Milo Land

Proquabet - Encode text in a five-letter mishmash

Check out the project files on Codeberg

Hodoj; kudos kusob jitoz lanos kibod babap!

Turn your prose into a constant stream of encrypted and meaningless-sounding five-letter words! This Python script will convert a string of text into UTF-8 codes, and then each of those characters into a proquint, and vice versa.


To understand the proquabet, you must first understand proquints. Proquints are a way of encoding numbers into human-readable and pronounceable text by mapping subsets of that number to consonants and vowels. For instance, the 16-bit number 50,416 turns into `cigub`, and the 32-bit hexadecimal number `0x12345678` turns into `damuh-jinum`.

The creation of a proquint from a number essentially goes like this:

To understand this better, check out the page on my wiki, as it is a bit confusing without examples.


Character Encoding

So now that we have the basic idea of what proquints are, we should also talk about character encoding, the most basic of which is ASCII. As you can see in the ASCII table, each basic Western character is mapped to an 8-bit number from `0x00` to `0x7f` in hexadecimal, or `0b00000000` to `0b01111111` in binary. Using this same premise, we now have UTF-8, or Unicode, which is an extendable international character standard that includes over 150 modern and historic scripts, symbols, emojis, and more. These characters are all stored anywhere between an 8-bit to a 32-bit number, for instance 😎 is represented as `0x1F60E` in hexadecimal, or `0b00000000000000011111011000001110`.

Tasks to carry out>
a – On the proquabet page, what proquint does the 16-bit number 50,416 become?
b – List every number the proquabet page writes in hexadecimal notation.
c – From the proquabet page, extract the stretch from "The creation of" through "confusing without examples.".

Records supplied>
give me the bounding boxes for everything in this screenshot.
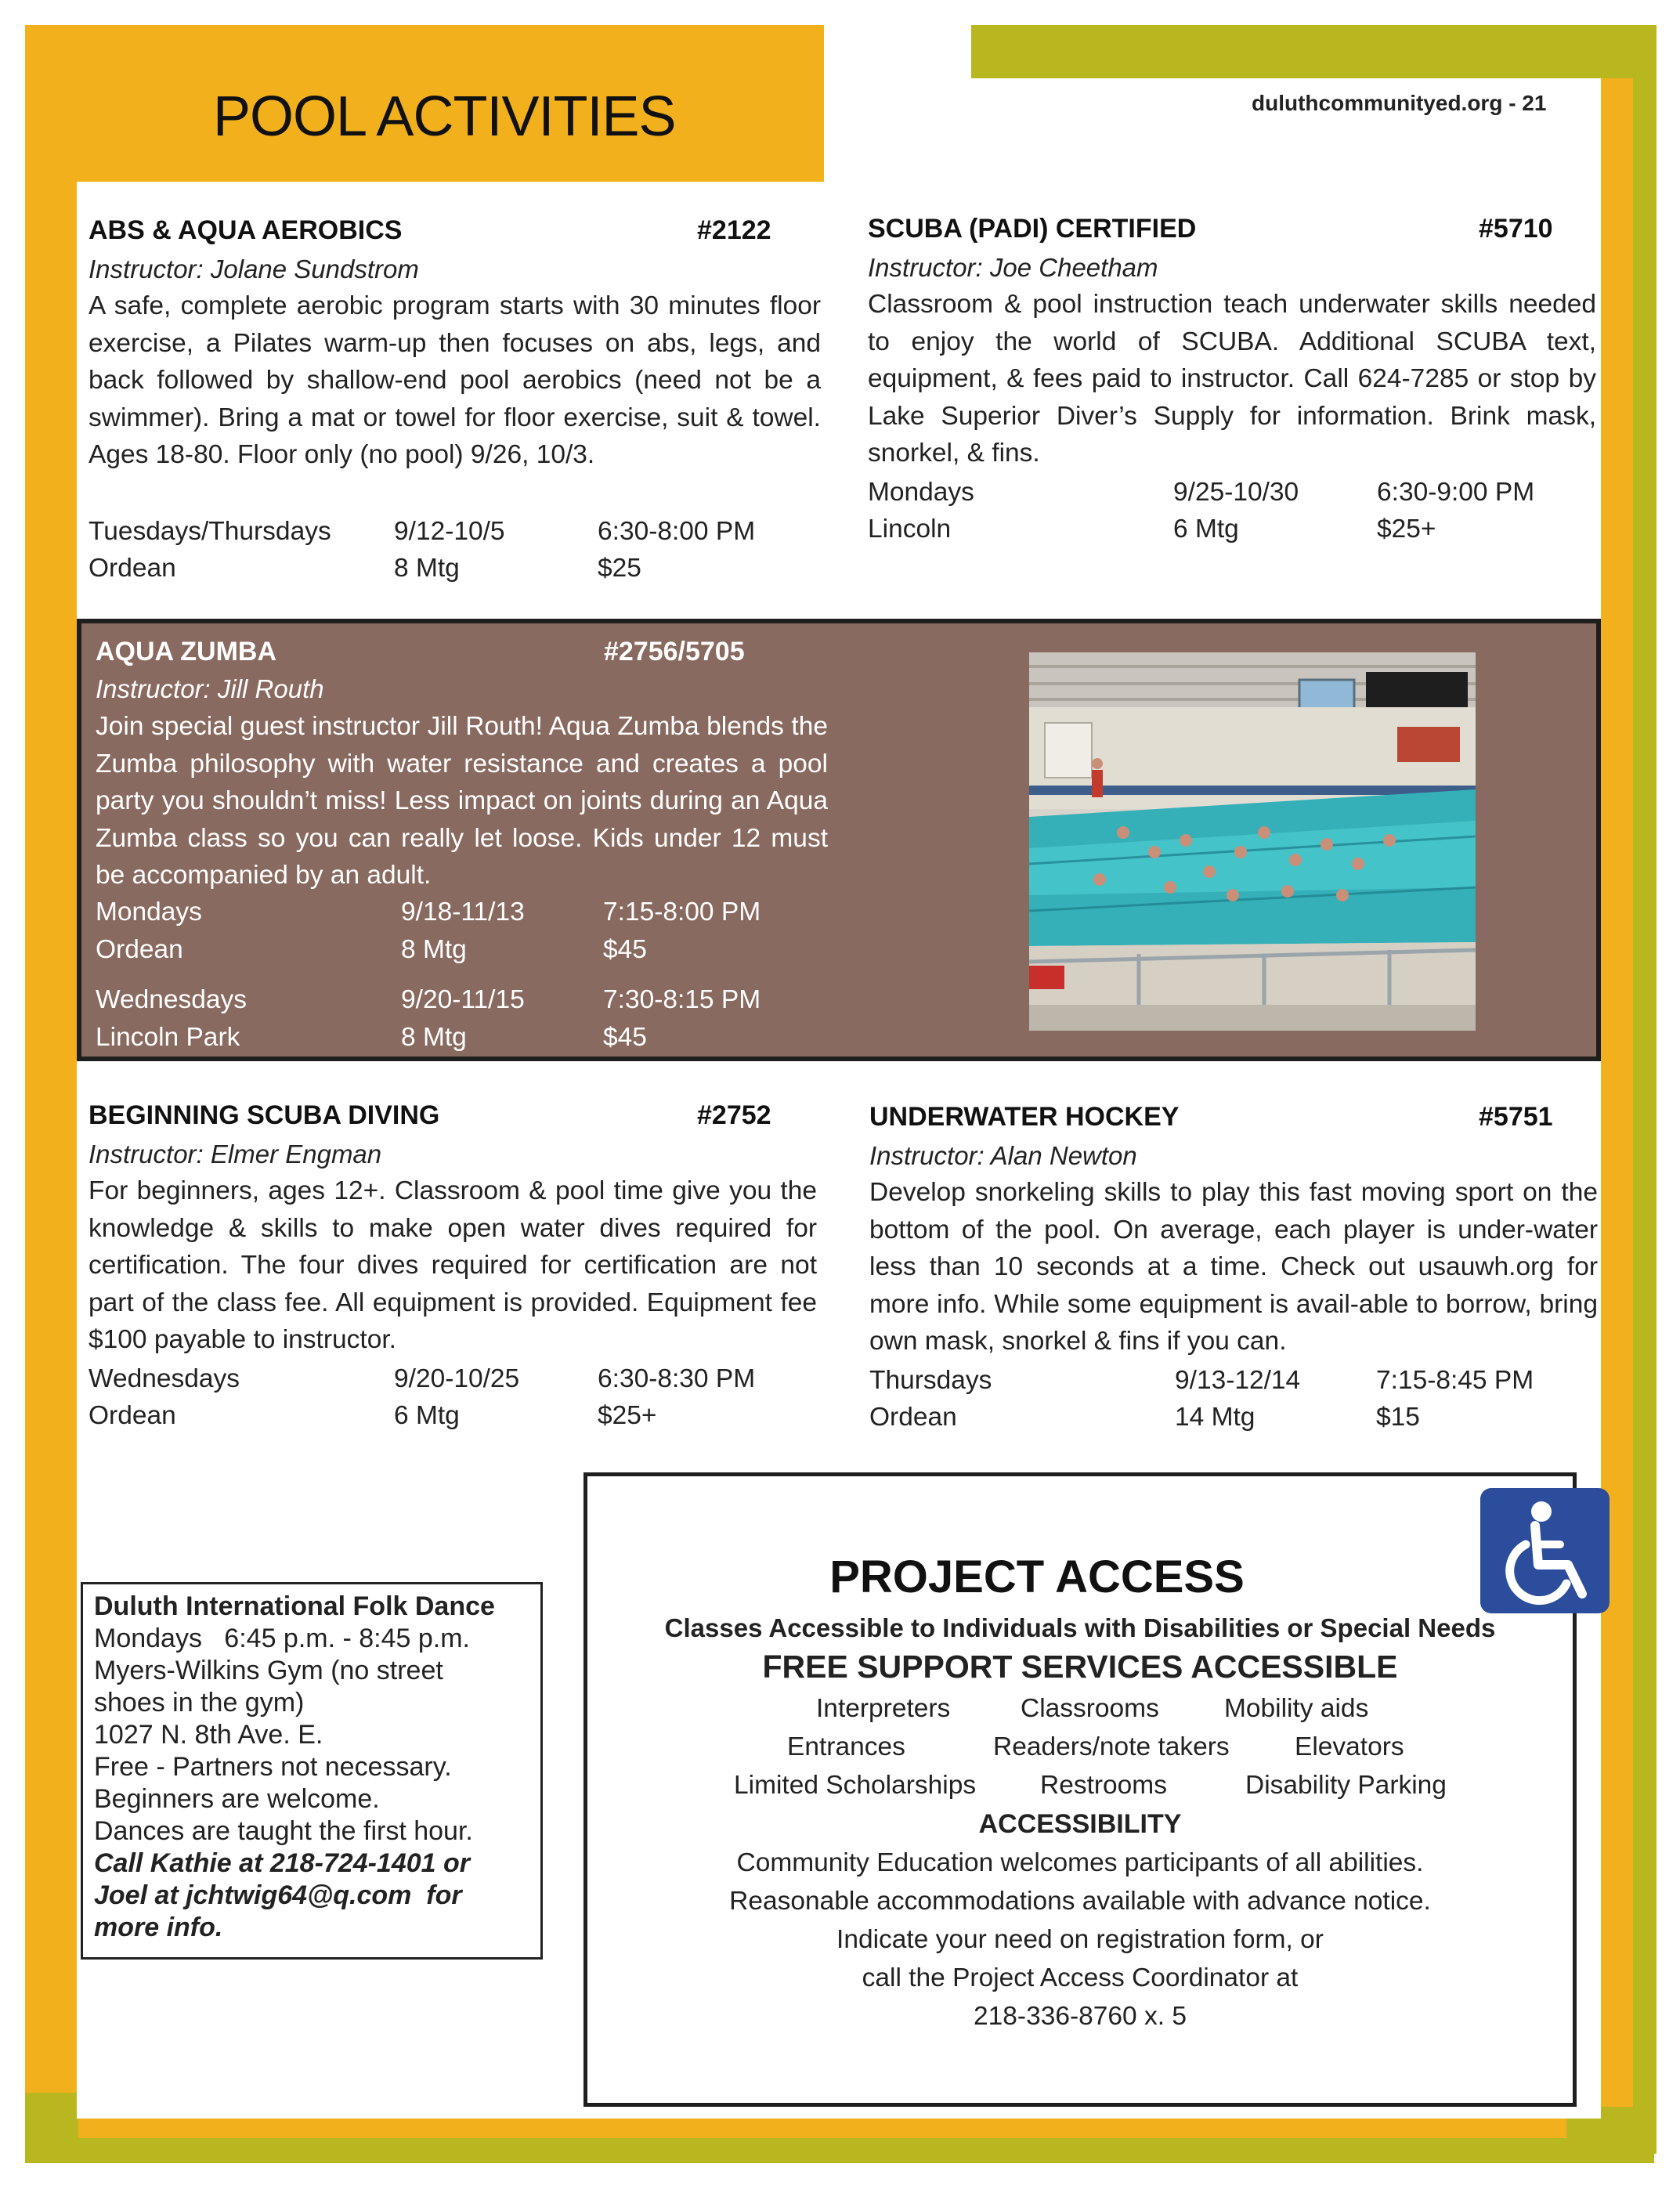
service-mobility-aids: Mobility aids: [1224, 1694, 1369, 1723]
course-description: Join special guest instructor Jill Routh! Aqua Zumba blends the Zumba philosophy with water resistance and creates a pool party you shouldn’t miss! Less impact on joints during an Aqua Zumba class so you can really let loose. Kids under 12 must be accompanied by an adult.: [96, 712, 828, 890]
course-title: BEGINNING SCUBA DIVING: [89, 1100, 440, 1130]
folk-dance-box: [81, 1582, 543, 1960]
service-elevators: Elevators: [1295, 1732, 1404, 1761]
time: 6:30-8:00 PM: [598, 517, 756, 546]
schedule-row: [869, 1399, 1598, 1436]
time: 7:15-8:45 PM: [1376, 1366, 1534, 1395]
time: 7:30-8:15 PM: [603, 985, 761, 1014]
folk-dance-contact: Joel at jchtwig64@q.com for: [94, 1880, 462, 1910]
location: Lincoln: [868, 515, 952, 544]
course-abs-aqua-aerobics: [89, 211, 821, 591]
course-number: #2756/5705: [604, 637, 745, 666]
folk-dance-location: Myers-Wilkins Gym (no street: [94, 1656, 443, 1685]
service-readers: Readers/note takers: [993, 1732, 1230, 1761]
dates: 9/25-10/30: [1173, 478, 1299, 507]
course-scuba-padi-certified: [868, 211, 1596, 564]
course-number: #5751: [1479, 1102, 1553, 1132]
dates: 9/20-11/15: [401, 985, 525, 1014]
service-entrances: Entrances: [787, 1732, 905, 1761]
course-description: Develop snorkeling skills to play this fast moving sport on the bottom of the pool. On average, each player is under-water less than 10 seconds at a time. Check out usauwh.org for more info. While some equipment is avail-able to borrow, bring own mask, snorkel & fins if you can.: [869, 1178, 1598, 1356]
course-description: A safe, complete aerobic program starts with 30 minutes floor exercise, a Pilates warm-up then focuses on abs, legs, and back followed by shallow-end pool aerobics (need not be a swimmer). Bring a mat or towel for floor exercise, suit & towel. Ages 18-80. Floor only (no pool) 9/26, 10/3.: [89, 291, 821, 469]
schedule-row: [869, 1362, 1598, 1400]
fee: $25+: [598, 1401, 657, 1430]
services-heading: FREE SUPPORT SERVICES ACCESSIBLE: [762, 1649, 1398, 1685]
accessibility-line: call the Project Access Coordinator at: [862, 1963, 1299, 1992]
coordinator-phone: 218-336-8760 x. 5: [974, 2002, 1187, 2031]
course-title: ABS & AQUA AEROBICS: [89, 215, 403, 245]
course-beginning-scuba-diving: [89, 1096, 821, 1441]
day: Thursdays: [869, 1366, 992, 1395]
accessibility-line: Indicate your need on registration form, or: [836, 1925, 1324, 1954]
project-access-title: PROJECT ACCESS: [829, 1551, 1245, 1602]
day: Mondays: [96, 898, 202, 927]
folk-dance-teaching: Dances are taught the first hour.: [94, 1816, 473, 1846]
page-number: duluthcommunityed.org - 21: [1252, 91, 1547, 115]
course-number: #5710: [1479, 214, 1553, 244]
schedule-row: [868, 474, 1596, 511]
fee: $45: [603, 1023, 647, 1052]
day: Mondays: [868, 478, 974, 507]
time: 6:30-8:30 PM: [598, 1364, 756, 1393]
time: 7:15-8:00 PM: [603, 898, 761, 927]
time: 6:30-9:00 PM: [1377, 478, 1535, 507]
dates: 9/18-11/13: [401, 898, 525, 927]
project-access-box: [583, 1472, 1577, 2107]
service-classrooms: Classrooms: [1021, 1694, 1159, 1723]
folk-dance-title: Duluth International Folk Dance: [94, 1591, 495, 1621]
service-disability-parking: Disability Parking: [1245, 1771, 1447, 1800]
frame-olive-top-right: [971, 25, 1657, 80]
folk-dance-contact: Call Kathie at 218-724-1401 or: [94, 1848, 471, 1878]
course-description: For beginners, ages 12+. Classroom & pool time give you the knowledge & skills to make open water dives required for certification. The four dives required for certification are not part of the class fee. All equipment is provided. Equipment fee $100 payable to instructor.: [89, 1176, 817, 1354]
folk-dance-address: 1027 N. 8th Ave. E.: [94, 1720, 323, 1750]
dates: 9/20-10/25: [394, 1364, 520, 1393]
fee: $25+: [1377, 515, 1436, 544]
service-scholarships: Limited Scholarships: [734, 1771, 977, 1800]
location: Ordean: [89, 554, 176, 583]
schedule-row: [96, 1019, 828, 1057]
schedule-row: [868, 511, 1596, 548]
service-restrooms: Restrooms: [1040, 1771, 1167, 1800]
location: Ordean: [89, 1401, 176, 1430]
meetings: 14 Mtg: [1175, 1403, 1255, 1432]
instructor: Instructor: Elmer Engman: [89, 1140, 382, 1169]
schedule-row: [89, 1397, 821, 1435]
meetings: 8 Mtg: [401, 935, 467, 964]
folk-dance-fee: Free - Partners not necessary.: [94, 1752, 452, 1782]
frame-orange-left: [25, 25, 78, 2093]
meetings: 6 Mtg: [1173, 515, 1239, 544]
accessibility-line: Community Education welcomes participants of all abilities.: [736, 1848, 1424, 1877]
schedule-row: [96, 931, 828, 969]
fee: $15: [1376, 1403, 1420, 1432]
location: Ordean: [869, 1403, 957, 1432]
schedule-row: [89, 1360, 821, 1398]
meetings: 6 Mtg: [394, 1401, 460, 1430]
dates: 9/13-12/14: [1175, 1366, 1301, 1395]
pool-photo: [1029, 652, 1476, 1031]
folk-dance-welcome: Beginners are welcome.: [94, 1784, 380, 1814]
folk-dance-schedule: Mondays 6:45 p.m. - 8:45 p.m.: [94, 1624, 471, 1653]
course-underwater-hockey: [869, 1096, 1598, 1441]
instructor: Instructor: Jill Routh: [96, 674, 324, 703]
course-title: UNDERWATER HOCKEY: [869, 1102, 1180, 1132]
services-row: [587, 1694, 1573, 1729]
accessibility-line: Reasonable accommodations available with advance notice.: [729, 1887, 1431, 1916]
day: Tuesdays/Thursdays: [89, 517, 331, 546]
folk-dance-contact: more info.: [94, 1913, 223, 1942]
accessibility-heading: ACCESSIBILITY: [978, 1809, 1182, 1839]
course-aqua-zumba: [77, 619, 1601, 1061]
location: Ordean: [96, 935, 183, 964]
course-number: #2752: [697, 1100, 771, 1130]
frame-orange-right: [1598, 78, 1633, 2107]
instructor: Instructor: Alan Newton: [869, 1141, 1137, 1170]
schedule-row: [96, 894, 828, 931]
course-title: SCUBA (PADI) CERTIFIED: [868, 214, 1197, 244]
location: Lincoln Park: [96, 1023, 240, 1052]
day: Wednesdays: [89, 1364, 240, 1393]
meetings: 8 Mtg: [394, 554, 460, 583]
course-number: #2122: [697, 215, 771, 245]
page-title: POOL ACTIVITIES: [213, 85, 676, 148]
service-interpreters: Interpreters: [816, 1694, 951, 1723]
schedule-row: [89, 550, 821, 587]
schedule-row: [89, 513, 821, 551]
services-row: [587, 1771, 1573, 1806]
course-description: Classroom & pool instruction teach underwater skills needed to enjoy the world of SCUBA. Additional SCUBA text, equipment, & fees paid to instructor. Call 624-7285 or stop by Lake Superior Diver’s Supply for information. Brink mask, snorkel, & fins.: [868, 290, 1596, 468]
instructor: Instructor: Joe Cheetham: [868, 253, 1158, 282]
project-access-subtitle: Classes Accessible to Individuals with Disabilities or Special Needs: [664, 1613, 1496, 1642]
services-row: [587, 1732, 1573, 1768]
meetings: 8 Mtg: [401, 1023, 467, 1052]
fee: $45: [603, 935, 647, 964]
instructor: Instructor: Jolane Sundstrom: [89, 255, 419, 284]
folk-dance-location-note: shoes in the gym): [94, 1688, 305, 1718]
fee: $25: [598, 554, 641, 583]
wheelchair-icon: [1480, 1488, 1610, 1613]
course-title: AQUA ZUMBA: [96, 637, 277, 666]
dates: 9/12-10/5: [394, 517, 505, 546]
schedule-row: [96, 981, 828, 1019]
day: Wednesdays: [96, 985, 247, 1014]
--
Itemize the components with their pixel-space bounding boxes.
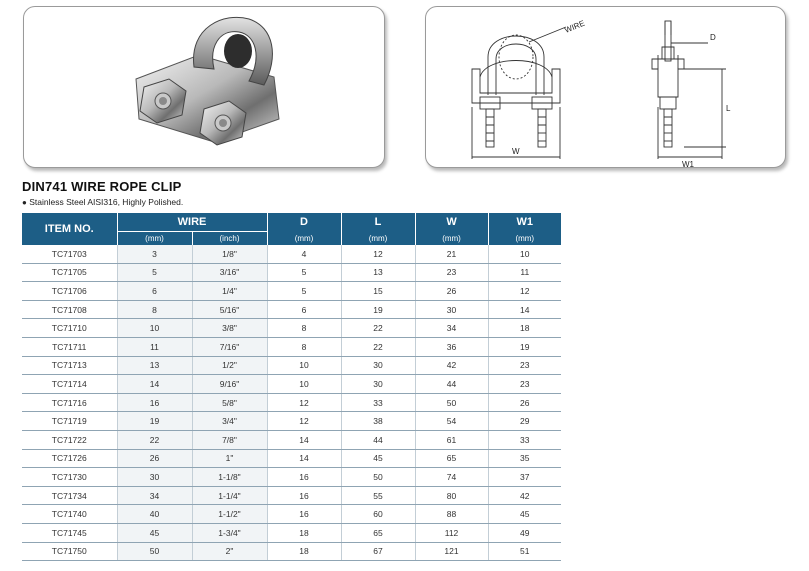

Responses per task>
a – `cigub`

b – `0x12345678`, `0x00`, `0x7f`, `0x1F60E`

c –
The creation of a proquint from a number essentially goes like this:

To understand this better, check out the page on my wiki, as it is a bit confusing without examples.